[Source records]
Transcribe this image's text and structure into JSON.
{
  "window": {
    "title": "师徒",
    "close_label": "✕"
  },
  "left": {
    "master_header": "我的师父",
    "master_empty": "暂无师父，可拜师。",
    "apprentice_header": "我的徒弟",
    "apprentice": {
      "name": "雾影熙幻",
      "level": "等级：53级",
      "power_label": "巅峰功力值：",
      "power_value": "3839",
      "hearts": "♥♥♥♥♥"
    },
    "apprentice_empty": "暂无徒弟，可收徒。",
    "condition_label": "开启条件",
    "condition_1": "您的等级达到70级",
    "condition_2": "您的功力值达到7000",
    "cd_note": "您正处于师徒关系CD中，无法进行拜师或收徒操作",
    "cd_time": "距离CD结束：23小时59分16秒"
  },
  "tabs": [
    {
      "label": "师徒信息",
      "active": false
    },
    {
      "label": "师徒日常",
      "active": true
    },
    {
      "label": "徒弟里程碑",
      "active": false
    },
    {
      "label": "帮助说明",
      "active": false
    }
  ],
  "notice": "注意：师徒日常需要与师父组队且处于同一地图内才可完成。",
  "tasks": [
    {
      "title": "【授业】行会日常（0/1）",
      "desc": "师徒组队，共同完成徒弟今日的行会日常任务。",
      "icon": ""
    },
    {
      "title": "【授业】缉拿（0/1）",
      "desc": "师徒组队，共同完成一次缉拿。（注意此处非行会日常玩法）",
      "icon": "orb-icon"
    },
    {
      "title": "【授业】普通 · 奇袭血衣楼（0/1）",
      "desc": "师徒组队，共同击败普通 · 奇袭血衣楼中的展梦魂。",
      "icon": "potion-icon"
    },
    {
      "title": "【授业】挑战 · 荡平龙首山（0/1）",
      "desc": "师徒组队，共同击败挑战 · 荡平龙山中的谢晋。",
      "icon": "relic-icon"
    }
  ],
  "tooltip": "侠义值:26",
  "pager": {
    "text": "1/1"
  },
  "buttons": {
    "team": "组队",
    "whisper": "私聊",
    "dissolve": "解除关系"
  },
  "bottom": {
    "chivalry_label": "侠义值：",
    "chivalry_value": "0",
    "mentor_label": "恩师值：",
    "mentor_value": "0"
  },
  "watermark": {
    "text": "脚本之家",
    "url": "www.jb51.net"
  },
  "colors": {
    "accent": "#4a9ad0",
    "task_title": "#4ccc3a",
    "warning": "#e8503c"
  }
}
--
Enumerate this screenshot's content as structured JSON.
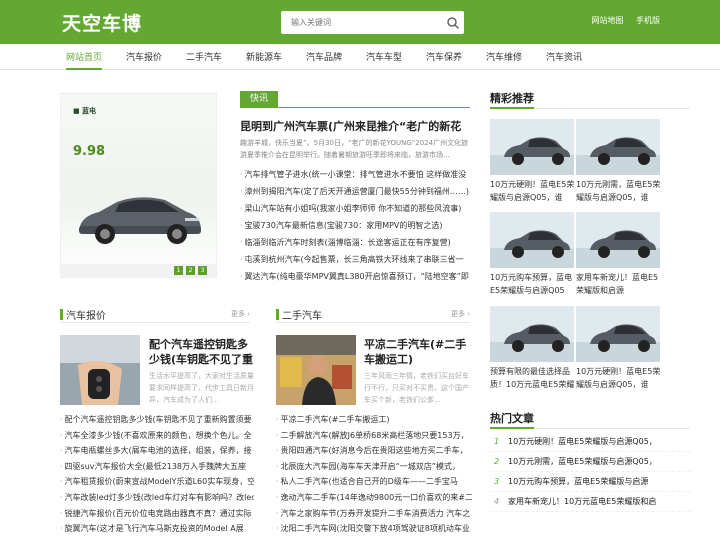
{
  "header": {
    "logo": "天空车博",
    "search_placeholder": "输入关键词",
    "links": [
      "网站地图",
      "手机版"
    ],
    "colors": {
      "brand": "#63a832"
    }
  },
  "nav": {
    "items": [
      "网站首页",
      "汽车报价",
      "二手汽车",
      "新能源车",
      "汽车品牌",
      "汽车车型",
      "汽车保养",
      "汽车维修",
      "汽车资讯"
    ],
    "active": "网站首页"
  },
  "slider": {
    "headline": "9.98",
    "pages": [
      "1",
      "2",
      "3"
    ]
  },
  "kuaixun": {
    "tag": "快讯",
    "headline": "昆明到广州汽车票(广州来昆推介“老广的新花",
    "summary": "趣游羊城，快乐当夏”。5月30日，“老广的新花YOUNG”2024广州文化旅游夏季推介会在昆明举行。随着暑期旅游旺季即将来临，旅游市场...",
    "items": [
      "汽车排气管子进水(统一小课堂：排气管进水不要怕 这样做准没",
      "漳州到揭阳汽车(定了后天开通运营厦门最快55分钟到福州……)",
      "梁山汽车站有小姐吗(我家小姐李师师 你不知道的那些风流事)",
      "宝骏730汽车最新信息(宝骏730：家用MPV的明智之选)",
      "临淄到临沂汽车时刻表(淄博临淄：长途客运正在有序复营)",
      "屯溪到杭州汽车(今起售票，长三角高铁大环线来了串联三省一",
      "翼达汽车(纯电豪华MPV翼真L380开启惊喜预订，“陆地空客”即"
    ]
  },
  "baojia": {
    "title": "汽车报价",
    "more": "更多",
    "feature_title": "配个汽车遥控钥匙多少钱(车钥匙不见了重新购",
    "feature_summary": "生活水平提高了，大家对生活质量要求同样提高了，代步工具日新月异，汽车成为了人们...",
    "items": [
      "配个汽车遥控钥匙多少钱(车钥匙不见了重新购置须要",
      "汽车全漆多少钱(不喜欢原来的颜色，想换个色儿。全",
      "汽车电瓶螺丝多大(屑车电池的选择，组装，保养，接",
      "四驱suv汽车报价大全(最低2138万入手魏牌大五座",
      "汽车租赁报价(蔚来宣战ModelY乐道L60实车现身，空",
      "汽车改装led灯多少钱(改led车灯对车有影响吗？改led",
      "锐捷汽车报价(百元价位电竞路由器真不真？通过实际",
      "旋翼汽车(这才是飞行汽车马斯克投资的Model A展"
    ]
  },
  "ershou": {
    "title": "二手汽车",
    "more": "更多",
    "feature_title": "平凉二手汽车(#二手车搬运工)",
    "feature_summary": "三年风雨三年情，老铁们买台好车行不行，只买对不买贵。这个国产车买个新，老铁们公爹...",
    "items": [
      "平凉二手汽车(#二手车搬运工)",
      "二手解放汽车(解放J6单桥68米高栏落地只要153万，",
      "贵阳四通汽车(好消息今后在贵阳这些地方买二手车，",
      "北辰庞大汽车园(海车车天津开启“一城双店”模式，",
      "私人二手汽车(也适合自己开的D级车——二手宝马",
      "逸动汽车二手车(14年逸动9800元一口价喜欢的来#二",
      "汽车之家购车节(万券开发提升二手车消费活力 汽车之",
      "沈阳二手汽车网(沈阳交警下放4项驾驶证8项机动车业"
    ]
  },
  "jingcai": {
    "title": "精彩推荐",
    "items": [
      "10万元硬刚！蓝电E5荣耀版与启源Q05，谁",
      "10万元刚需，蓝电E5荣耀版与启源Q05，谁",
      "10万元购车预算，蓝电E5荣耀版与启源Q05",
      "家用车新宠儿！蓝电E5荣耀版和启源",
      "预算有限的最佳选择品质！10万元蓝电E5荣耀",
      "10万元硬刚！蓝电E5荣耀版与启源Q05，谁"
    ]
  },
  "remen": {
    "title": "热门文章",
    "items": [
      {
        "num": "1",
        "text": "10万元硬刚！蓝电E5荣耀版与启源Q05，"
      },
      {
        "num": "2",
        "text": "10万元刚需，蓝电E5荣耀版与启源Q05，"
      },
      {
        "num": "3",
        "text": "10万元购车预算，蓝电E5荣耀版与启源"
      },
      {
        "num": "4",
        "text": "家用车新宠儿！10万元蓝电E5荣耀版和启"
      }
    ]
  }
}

| SHORT PROBLEM |
Where a line of the records above holds the word "二手车搬运工", copy that line.

| ANSWER TO THIS TASK |
    "feature_title": "平凉二手汽车(#二手车搬运工)",
      "平凉二手汽车(#二手车搬运工)",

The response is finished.